# Warehouse Floor - Concrete Sealer



## akrause (May 18, 2010)

We're bidding a large warehouse job - looks like we'll we awarded. The GC wants us to apply the coatings on the concrete slab as well (153,000 sf). I'm trying to decide if there's a better method of application other than 2-3 crews pumping through our Graco Mark 5's with standard gun & tip set up (prob 517 tip or thereabout) and a 2' extension.
We've done a ton of slab sealing but nothing this large. We normally roll with an 18' roller or poor out a ribbon and squeegee across the surface. That ain't gonna work here - way too much surface area.

All input welcome. 

Thanks everyone


----------



## MendocinoPaint (Mar 25, 2018)

Following


----------



## illusionsgame (Aug 1, 2010)

How did this go? What product to use? I'm doing one soon.


----------



## cocomonkeynuts (Apr 14, 2017)

illusionsgame said:


> How did this go? What product to use? I'm doing one soon.



Seal it with v155 100% solids epoxy primer, 2 coats of V400 polyamide. Both products can be sprayed with any commercial grade sprayer.


Otherwise you can use 100% solids epoxy or a quick cure polyurea system but those typically need to be squeegee and backrolled.


----------



## illusionsgame (Aug 1, 2010)

Thanks for that... Not sure what you mean by v155, but I take your point. Thanks again


----------

** TASK INSTRUCTIONS **
1. Name every user who posted in the warehouse floor thread, listing each username once.
2. Echo the warehouse floor thread from "We're bidding a" up to and including "(Mar 25, 2018)".

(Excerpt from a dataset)
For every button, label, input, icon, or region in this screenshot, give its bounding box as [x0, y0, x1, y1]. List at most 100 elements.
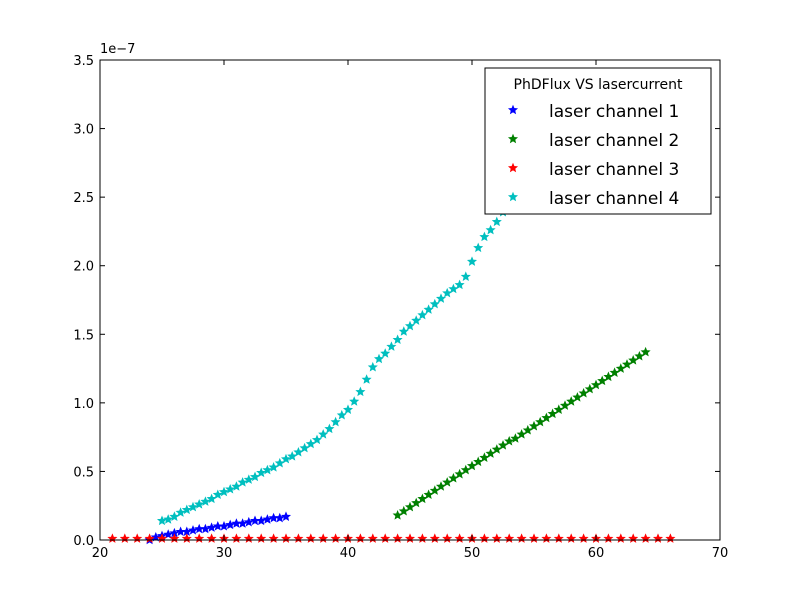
data-point — [262, 464, 273, 475]
data-point — [491, 444, 502, 454]
data-point — [454, 279, 465, 290]
data-point — [225, 483, 236, 494]
data-point — [187, 501, 199, 512]
legend-title: PhDFlux VS lasercurrent — [514, 77, 683, 93]
legend-item: laser channel 4 — [507, 189, 679, 209]
plot-frame — [99, 59, 721, 541]
data-point — [212, 489, 223, 500]
legend: PhDFlux VS lasercurrent laser channel 1l… — [484, 67, 712, 215]
data-point — [237, 477, 248, 487]
data-point — [547, 408, 558, 419]
data-point — [367, 361, 378, 372]
data-point — [423, 489, 434, 500]
legend-box — [484, 67, 712, 215]
x-tick-label: 20 — [92, 546, 109, 561]
data-point — [330, 416, 341, 427]
legend-marker — [507, 104, 519, 115]
data-point — [584, 383, 595, 394]
data-point — [442, 477, 453, 487]
data-point — [479, 231, 490, 242]
data-point — [417, 493, 428, 504]
data-point — [566, 396, 577, 406]
data-point — [597, 375, 608, 386]
data-point — [479, 452, 490, 462]
data-point — [572, 392, 583, 402]
data-point — [590, 379, 602, 390]
legend-item: laser channel 1 — [507, 102, 679, 122]
data-point — [342, 404, 354, 414]
x-tick-label: 30 — [216, 546, 233, 561]
data-point — [324, 423, 335, 434]
data-point — [522, 425, 533, 435]
y-offset-label: 1e−7 — [100, 42, 135, 57]
data-point — [448, 473, 459, 483]
data-point — [392, 334, 403, 345]
legend-item: laser channel 3 — [507, 160, 679, 180]
y-tick-label: 1.0 — [73, 397, 94, 412]
y-tick-label: 3.0 — [73, 123, 94, 138]
legend-marker — [507, 162, 519, 173]
data-point — [628, 355, 639, 365]
y-tick-label: 0.5 — [73, 465, 94, 480]
y-tick-label: 2.0 — [73, 260, 94, 275]
data-point — [411, 497, 422, 508]
data-point — [634, 350, 645, 361]
data-point — [392, 510, 403, 520]
data-point — [541, 412, 552, 423]
x-tick-label: 50 — [464, 546, 481, 561]
data-point — [194, 499, 205, 509]
data-point — [218, 486, 230, 497]
x-tick-label: 70 — [712, 546, 729, 561]
data-point — [181, 504, 192, 515]
data-point — [473, 456, 484, 467]
data-point — [361, 374, 372, 384]
data-point — [200, 496, 211, 506]
legend-label: laser channel 3 — [549, 160, 679, 180]
legend-label: laser channel 4 — [549, 189, 679, 209]
data-point — [287, 451, 298, 461]
data-point — [621, 359, 633, 369]
data-point — [466, 256, 478, 266]
legend-label: laser channel 1 — [549, 102, 679, 122]
y-tick-label: 3.5 — [73, 54, 94, 69]
series-1 — [144, 511, 292, 545]
data-point — [355, 386, 366, 397]
data-point — [249, 471, 261, 482]
data-point — [535, 416, 546, 427]
x-tick-label: 60 — [588, 546, 605, 561]
data-point — [293, 446, 304, 457]
series-4 — [156, 187, 521, 526]
legend-label: laser channel 2 — [549, 131, 679, 151]
legend-item: laser channel 2 — [507, 131, 679, 151]
data-point — [380, 348, 391, 358]
legend-marker — [507, 133, 519, 144]
data-point — [460, 271, 471, 281]
data-point — [274, 457, 285, 468]
data-point — [231, 481, 242, 491]
data-point — [615, 363, 626, 373]
data-point — [491, 216, 502, 227]
data-point — [454, 468, 465, 479]
y-tick-label: 0.0 — [73, 534, 94, 549]
data-point — [448, 283, 459, 294]
data-point — [206, 493, 217, 504]
data-point — [404, 501, 416, 512]
data-point — [466, 460, 478, 471]
data-point — [559, 400, 571, 410]
legend-items: laser channel 1 laser channel 2 laser chan… — [507, 102, 679, 209]
data-point — [435, 481, 447, 491]
data-point — [349, 396, 360, 406]
data-point — [640, 346, 651, 357]
series-2 — [392, 346, 651, 520]
data-point — [510, 433, 521, 443]
data-point — [473, 242, 484, 253]
data-point — [603, 371, 614, 382]
legend-marker — [507, 191, 519, 202]
data-point — [280, 511, 292, 521]
x-tick-label: 40 — [340, 546, 357, 561]
data-point — [442, 287, 453, 298]
y-tick-label: 1.5 — [73, 328, 94, 343]
data-point — [485, 448, 496, 458]
data-point — [497, 440, 509, 450]
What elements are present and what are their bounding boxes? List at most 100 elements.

** ANSWERS IN ORDER **
1. akrause, MendocinoPaint, illusionsgame, cocomonkeynuts

2.
We're bidding a large warehouse job - looks like we'll we awarded. The GC wants us to apply the coatings on the concrete slab as well (153,000 sf). I'm trying to decide if there's a better method of application other than 2-3 crews pumping through our Graco Mark 5's with standard gun & tip set up (prob 517 tip or thereabout) and a 2' extension.
We've done a ton of slab sealing but nothing this large. We normally roll with an 18' roller or poor out a ribbon and squeegee across the surface. That ain't gonna work here - way too much surface area.

All input welcome. 

Thanks everyone


----------



## MendocinoPaint (Mar 25, 2018)